▶ Saved data entries:
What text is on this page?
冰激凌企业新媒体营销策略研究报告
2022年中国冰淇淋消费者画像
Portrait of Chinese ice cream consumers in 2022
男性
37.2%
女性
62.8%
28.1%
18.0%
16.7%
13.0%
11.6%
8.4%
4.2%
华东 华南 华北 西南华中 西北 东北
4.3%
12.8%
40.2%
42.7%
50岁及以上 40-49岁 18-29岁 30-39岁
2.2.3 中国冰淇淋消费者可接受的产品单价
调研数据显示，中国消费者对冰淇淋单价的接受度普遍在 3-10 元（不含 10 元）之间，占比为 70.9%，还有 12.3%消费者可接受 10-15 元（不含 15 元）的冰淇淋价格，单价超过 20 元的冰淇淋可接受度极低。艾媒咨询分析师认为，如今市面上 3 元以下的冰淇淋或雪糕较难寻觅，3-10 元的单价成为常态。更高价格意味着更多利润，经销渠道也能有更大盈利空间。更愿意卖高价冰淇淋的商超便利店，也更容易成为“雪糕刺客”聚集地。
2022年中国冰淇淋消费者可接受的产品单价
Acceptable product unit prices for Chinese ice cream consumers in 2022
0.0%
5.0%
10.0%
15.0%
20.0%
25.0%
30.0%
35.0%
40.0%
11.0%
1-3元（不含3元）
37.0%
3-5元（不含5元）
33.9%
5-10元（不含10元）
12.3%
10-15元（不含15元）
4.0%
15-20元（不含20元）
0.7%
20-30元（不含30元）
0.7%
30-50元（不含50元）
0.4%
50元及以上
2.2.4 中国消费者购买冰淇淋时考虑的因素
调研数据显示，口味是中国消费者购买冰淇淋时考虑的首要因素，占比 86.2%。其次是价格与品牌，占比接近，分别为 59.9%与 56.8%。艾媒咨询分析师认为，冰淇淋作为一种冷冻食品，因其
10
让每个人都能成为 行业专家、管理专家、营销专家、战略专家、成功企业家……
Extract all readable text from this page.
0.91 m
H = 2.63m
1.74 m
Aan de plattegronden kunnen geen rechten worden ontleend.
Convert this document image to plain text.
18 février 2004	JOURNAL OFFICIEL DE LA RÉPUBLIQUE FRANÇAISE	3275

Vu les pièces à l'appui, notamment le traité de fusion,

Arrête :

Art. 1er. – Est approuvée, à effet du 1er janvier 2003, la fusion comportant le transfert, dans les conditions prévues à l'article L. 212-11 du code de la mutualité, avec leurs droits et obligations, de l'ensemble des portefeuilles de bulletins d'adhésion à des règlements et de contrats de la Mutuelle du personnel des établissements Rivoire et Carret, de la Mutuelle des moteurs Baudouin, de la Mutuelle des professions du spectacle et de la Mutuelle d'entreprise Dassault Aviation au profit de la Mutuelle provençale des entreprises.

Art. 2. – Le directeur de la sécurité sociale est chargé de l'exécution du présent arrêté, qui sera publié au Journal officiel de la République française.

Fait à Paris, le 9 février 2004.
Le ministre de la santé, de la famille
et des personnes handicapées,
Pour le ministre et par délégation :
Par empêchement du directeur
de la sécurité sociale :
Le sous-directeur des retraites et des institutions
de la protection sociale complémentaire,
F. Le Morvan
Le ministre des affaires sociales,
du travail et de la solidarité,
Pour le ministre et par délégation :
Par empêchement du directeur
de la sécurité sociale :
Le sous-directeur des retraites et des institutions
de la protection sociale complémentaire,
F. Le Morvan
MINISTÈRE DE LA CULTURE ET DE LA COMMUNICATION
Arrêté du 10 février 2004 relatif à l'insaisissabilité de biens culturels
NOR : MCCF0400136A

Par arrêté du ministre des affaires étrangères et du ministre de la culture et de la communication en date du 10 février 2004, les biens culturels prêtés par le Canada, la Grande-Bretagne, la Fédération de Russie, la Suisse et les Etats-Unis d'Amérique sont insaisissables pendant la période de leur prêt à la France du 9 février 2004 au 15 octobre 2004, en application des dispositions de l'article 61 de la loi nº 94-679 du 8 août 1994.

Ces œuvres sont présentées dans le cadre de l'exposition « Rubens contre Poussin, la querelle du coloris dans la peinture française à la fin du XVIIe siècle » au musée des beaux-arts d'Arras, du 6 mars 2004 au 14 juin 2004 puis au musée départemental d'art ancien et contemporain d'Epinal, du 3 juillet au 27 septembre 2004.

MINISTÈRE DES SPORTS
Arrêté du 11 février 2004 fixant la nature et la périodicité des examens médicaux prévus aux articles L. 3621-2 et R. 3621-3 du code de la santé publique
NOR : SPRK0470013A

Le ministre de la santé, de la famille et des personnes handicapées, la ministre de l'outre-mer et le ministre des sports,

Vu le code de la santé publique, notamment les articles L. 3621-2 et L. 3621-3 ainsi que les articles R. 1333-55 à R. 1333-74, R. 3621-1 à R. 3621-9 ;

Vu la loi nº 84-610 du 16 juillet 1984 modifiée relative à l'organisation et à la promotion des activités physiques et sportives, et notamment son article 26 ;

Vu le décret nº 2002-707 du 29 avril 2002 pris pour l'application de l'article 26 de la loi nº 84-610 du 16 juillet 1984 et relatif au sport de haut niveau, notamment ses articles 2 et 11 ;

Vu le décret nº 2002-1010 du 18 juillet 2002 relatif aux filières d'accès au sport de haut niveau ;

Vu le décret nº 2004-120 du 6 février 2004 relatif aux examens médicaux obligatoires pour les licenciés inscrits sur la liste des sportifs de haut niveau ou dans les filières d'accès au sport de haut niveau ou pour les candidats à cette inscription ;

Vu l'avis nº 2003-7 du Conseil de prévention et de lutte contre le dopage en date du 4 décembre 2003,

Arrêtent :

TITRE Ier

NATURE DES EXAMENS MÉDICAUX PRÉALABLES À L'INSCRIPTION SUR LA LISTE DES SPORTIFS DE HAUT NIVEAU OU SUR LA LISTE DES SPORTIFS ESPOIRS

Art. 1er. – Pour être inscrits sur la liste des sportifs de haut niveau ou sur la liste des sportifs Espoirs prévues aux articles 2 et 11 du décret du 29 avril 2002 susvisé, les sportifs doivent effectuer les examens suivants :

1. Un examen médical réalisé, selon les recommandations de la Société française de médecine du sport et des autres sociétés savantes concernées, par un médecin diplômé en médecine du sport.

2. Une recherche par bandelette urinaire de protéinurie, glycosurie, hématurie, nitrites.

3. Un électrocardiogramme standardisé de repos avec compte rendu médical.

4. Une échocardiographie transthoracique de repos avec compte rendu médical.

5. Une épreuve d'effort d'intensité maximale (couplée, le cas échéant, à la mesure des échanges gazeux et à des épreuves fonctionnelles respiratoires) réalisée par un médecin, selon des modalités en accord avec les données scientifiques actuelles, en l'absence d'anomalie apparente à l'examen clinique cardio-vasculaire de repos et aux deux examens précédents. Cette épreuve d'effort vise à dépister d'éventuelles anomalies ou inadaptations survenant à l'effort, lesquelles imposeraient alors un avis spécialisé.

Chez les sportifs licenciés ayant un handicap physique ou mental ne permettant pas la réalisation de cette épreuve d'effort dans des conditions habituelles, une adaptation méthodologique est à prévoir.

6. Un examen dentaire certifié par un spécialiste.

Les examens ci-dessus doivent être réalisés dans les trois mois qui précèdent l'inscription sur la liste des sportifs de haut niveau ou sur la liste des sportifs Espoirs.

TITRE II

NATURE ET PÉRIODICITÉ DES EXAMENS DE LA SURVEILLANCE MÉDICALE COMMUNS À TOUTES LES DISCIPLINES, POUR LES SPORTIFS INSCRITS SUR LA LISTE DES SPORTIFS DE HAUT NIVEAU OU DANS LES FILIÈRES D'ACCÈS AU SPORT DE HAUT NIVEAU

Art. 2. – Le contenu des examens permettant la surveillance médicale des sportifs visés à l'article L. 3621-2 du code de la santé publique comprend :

▶ Problem to work on: Every entry needs to be retyped exactly.

▶ The response:
What text is on this page?
冰激凌企业新媒体营销策略研究报告
2022年中国冰淇淋消费者画像
Portrait of Chinese ice cream consumers in 2022
男性
37.2%
女性
62.8%
28.1%
18.0%
16.7%
13.0%
11.6%
8.4%
4.2%
华东 华南 华北 西南华中 西北 东北
4.3%
12.8%
40.2%
42.7%
50岁及以上 40-49岁 18-29岁 30-39岁
2.2.3 中国冰淇淋消费者可接受的产品单价
调研数据显示，中国消费者对冰淇淋单价的接受度普遍在 3-10 元（不含 10 元）之间，占比为 70.9%，还有 12.3%消费者可接受 10-15 元（不含 15 元）的冰淇淋价格，单价超过 20 元的冰淇淋可接受度极低。艾媒咨询分析师认为，如今市面上 3 元以下的冰淇淋或雪糕较难寻觅，3-10 元的单价成为常态。更高价格意味着更多利润，经销渠道也能有更大盈利空间。更愿意卖高价冰淇淋的商超便利店，也更容易成为“雪糕刺客”聚集地。
2022年中国冰淇淋消费者可接受的产品单价
Acceptable product unit prices for Chinese ice cream consumers in 2022
0.0%
5.0%
10.0%
15.0%
20.0%
25.0%
30.0%
35.0%
40.0%
11.0%
1-3元（不含3元）
37.0%
3-5元（不含5元）
33.9%
5-10元（不含10元）
12.3%
10-15元（不含15元）
4.0%
15-20元（不含20元）
0.7%
20-30元（不含30元）
0.7%
30-50元（不含50元）
0.4%
50元及以上
2.2.4 中国消费者购买冰淇淋时考虑的因素
调研数据显示，口味是中国消费者购买冰淇淋时考虑的首要因素，占比 86.2%。其次是价格与品牌，占比接近，分别为 59.9%与 56.8%。艾媒咨询分析师认为，冰淇淋作为一种冷冻食品，因其
10
让每个人都能成为 行业专家、管理专家、营销专家、战略专家、成功企业家……
Extract all readable text from this page.
0.91 m
H = 2.63m
1.74 m
Aan de plattegronden kunnen geen rechten worden ontleend.
Convert this document image to plain text.
18 février 2004	JOURNAL OFFICIEL DE LA RÉPUBLIQUE FRANÇAISE	3275

Vu les pièces à l'appui, notamment le traité de fusion,

Arrête :

Art. 1er. – Est approuvée, à effet du 1er janvier 2003, la fusion comportant le transfert, dans les conditions prévues à l'article L. 212-11 du code de la mutualité, avec leurs droits et obligations, de l'ensemble des portefeuilles de bulletins d'adhésion à des règlements et de contrats de la Mutuelle du personnel des établissements Rivoire et Carret, de la Mutuelle des moteurs Baudouin, de la Mutuelle des professions du spectacle et de la Mutuelle d'entreprise Dassault Aviation au profit de la Mutuelle provençale des entreprises.

Art. 2. – Le directeur de la sécurité sociale est chargé de l'exécution du présent arrêté, qui sera publié au Journal officiel de la République française.

Fait à Paris, le 9 février 2004.
Le ministre de la santé, de la famille
et des personnes handicapées,
Pour le ministre et par délégation :
Par empêchement du directeur
de la sécurité sociale :
Le sous-directeur des retraites et des institutions
de la protection sociale complémentaire,
F. Le Morvan
Le ministre des affaires sociales,
du travail et de la solidarité,
Pour le ministre et par délégation :
Par empêchement du directeur
de la sécurité sociale :
Le sous-directeur des retraites et des institutions
de la protection sociale complémentaire,
F. Le Morvan
MINISTÈRE DE LA CULTURE ET DE LA COMMUNICATION
Arrêté du 10 février 2004 relatif à l'insaisissabilité de biens culturels
NOR : MCCF0400136A

Par arrêté du ministre des affaires étrangères et du ministre de la culture et de la communication en date du 10 février 2004, les biens culturels prêtés par le Canada, la Grande-Bretagne, la Fédération de Russie, la Suisse et les Etats-Unis d'Amérique sont insaisissables pendant la période de leur prêt à la France du 9 février 2004 au 15 octobre 2004, en application des dispositions de l'article 61 de la loi nº 94-679 du 8 août 1994.

Ces œuvres sont présentées dans le cadre de l'exposition « Rubens contre Poussin, la querelle du coloris dans la peinture française à la fin du XVIIe siècle » au musée des beaux-arts d'Arras, du 6 mars 2004 au 14 juin 2004 puis au musée départemental d'art ancien et contemporain d'Epinal, du 3 juillet au 27 septembre 2004.

MINISTÈRE DES SPORTS
Arrêté du 11 février 2004 fixant la nature et la périodicité des examens médicaux prévus aux articles L. 3621-2 et R. 3621-3 du code de la santé publique
NOR : SPRK0470013A

Le ministre de la santé, de la famille et des personnes handicapées, la ministre de l'outre-mer et le ministre des sports,

Vu le code de la santé publique, notamment les articles L. 3621-2 et L. 3621-3 ainsi que les articles R. 1333-55 à R. 1333-74, R. 3621-1 à R. 3621-9 ;

Vu la loi nº 84-610 du 16 juillet 1984 modifiée relative à l'organisation et à la promotion des activités physiques et sportives, et notamment son article 26 ;

Vu le décret nº 2002-707 du 29 avril 2002 pris pour l'application de l'article 26 de la loi nº 84-610 du 16 juillet 1984 et relatif au sport de haut niveau, notamment ses articles 2 et 11 ;

Vu le décret nº 2002-1010 du 18 juillet 2002 relatif aux filières d'accès au sport de haut niveau ;

Vu le décret nº 2004-120 du 6 février 2004 relatif aux examens médicaux obligatoires pour les licenciés inscrits sur la liste des sportifs de haut niveau ou dans les filières d'accès au sport de haut niveau ou pour les candidats à cette inscription ;

Vu l'avis nº 2003-7 du Conseil de prévention et de lutte contre le dopage en date du 4 décembre 2003,

Arrêtent :

TITRE Ier

NATURE DES EXAMENS MÉDICAUX PRÉALABLES À L'INSCRIPTION SUR LA LISTE DES SPORTIFS DE HAUT NIVEAU OU SUR LA LISTE DES SPORTIFS ESPOIRS

Art. 1er. – Pour être inscrits sur la liste des sportifs de haut niveau ou sur la liste des sportifs Espoirs prévues aux articles 2 et 11 du décret du 29 avril 2002 susvisé, les sportifs doivent effectuer les examens suivants :

1. Un examen médical réalisé, selon les recommandations de la Société française de médecine du sport et des autres sociétés savantes concernées, par un médecin diplômé en médecine du sport.

2. Une recherche par bandelette urinaire de protéinurie, glycosurie, hématurie, nitrites.

3. Un électrocardiogramme standardisé de repos avec compte rendu médical.

4. Une échocardiographie transthoracique de repos avec compte rendu médical.

5. Une épreuve d'effort d'intensité maximale (couplée, le cas échéant, à la mesure des échanges gazeux et à des épreuves fonctionnelles respiratoires) réalisée par un médecin, selon des modalités en accord avec les données scientifiques actuelles, en l'absence d'anomalie apparente à l'examen clinique cardio-vasculaire de repos et aux deux examens précédents. Cette épreuve d'effort vise à dépister d'éventuelles anomalies ou inadaptations survenant à l'effort, lesquelles imposeraient alors un avis spécialisé.

Chez les sportifs licenciés ayant un handicap physique ou mental ne permettant pas la réalisation de cette épreuve d'effort dans des conditions habituelles, une adaptation méthodologique est à prévoir.

6. Un examen dentaire certifié par un spécialiste.

Les examens ci-dessus doivent être réalisés dans les trois mois qui précèdent l'inscription sur la liste des sportifs de haut niveau ou sur la liste des sportifs Espoirs.

TITRE II

NATURE ET PÉRIODICITÉ DES EXAMENS DE LA SURVEILLANCE MÉDICALE COMMUNS À TOUTES LES DISCIPLINES, POUR LES SPORTIFS INSCRITS SUR LA LISTE DES SPORTIFS DE HAUT NIVEAU OU DANS LES FILIÈRES D'ACCÈS AU SPORT DE HAUT NIVEAU

Art. 2. – Le contenu des examens permettant la surveillance médicale des sportifs visés à l'article L. 3621-2 du code de la santé publique comprend :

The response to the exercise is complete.